====== Exercise data ======

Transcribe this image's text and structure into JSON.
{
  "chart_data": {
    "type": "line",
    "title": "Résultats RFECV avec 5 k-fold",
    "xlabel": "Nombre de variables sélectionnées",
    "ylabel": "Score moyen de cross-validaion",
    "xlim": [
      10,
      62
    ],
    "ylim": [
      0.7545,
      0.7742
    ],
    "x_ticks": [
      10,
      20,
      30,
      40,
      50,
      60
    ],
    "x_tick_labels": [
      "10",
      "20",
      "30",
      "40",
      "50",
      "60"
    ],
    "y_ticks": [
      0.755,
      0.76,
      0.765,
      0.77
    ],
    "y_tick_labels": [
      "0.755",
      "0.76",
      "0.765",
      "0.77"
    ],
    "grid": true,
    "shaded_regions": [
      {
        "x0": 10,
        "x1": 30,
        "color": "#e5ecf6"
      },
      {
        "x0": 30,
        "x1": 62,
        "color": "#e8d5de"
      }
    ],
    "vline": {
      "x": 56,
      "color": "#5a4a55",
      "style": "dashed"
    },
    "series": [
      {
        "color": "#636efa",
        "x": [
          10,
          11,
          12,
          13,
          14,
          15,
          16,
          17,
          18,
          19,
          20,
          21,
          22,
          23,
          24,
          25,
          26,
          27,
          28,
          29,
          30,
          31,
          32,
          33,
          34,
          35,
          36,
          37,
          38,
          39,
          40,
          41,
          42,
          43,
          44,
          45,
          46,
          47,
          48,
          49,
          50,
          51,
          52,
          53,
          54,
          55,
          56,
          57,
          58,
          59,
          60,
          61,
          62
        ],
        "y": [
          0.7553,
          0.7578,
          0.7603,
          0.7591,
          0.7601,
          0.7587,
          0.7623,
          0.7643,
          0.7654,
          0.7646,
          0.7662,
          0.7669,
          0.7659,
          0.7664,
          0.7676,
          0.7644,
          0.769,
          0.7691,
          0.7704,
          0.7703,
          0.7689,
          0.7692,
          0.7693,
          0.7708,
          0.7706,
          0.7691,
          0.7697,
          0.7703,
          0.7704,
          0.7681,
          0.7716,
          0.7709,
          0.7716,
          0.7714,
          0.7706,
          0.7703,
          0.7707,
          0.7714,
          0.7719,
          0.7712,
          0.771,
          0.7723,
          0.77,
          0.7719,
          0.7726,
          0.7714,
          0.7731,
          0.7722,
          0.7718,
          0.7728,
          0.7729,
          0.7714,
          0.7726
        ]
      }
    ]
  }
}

======

Problem details
In this exercise, repeat all entries exactly.

Response to this task
Transcribe this image's text and structure into JSON.
{
  "chart_data": {
    "type": "line",
    "title": "Résultats RFECV avec 5 k-fold",
    "xlabel": "Nombre de variables sélectionnées",
    "ylabel": "Score moyen de cross-validaion",
    "xlim": [
      10,
      62
    ],
    "ylim": [
      0.7545,
      0.7742
    ],
    "x_ticks": [
      10,
      20,
      30,
      40,
      50,
      60
    ],
    "x_tick_labels": [
      "10",
      "20",
      "30",
      "40",
      "50",
      "60"
    ],
    "y_ticks": [
      0.755,
      0.76,
      0.765,
      0.77
    ],
    "y_tick_labels": [
      "0.755",
      "0.76",
      "0.765",
      "0.77"
    ],
    "grid": true,
    "shaded_regions": [
      {
        "x0": 10,
        "x1": 30,
        "color": "#e5ecf6"
      },
      {
        "x0": 30,
        "x1": 62,
        "color": "#e8d5de"
      }
    ],
    "vline": {
      "x": 56,
      "color": "#5a4a55",
      "style": "dashed"
    },
    "series": [
      {
        "color": "#636efa",
        "x": [
          10,
          11,
          12,
          13,
          14,
          15,
          16,
          17,
          18,
          19,
          20,
          21,
          22,
          23,
          24,
          25,
          26,
          27,
          28,
          29,
          30,
          31,
          32,
          33,
          34,
          35,
          36,
          37,
          38,
          39,
          40,
          41,
          42,
          43,
          44,
          45,
          46,
          47,
          48,
          49,
          50,
          51,
          52,
          53,
          54,
          55,
          56,
          57,
          58,
          59,
          60,
          61,
          62
        ],
        "y": [
          0.7553,
          0.7578,
          0.7603,
          0.7591,
          0.7601,
          0.7587,
          0.7623,
          0.7643,
          0.7654,
          0.7646,
          0.7662,
          0.7669,
          0.7659,
          0.7664,
          0.7676,
          0.7644,
          0.769,
          0.7691,
          0.7704,
          0.7703,
          0.7689,
          0.7692,
          0.7693,
          0.7708,
          0.7706,
          0.7691,
          0.7697,
          0.7703,
          0.7704,
          0.7681,
          0.7716,
          0.7709,
          0.7716,
          0.7714,
          0.7706,
          0.7703,
          0.7707,
          0.7714,
          0.7719,
          0.7712,
          0.771,
          0.7723,
          0.77,
          0.7719,
          0.7726,
          0.7714,
          0.7731,
          0.7722,
          0.7718,
          0.7728,
          0.7729,
          0.7714,
          0.7726
        ]
      }
    ]
  }
}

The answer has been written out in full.